= RECORDS SHOWN =
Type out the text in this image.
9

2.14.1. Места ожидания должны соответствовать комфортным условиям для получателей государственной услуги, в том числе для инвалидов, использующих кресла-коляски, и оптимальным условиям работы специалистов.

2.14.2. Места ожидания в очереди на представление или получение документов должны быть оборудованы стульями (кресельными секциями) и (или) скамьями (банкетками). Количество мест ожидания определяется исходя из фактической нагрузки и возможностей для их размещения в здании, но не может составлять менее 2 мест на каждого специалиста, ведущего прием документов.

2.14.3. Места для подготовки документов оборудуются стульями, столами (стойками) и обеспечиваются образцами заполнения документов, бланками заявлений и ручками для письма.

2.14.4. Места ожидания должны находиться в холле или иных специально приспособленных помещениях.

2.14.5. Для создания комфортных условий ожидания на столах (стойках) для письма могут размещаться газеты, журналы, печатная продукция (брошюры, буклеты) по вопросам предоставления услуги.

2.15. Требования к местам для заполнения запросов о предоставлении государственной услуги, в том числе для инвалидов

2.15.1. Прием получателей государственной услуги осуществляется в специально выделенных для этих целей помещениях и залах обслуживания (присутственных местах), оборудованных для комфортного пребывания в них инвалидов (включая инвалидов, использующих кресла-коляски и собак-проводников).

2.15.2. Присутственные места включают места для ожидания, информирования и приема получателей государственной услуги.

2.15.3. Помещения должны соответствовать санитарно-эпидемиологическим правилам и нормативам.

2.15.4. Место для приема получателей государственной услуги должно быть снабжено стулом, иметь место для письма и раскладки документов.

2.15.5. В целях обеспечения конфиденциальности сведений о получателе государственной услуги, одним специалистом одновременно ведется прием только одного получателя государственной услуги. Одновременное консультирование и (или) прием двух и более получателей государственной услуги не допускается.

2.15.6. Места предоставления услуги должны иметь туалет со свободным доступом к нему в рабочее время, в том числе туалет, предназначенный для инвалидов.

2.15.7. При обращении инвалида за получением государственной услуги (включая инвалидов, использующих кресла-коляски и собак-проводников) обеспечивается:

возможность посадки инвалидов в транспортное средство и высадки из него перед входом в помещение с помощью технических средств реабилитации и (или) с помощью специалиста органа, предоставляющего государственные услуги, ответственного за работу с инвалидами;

= EXERCISE =
Make a list of all lines in the data that contain "собак".

= OUTPUT OF THE TASK =
2.15.1. Прием получателей государственной услуги осуществляется в специально выделенных для этих целей помещениях и залах обслуживания (присутственных местах), оборудованных для комфортного пребывания в них инвалидов (включая инвалидов, использующих кресла-коляски и собак-проводников).
2.15.7. При обращении инвалида за получением государственной услуги (включая инвалидов, использующих кресла-коляски и собак-проводников) обеспечивается:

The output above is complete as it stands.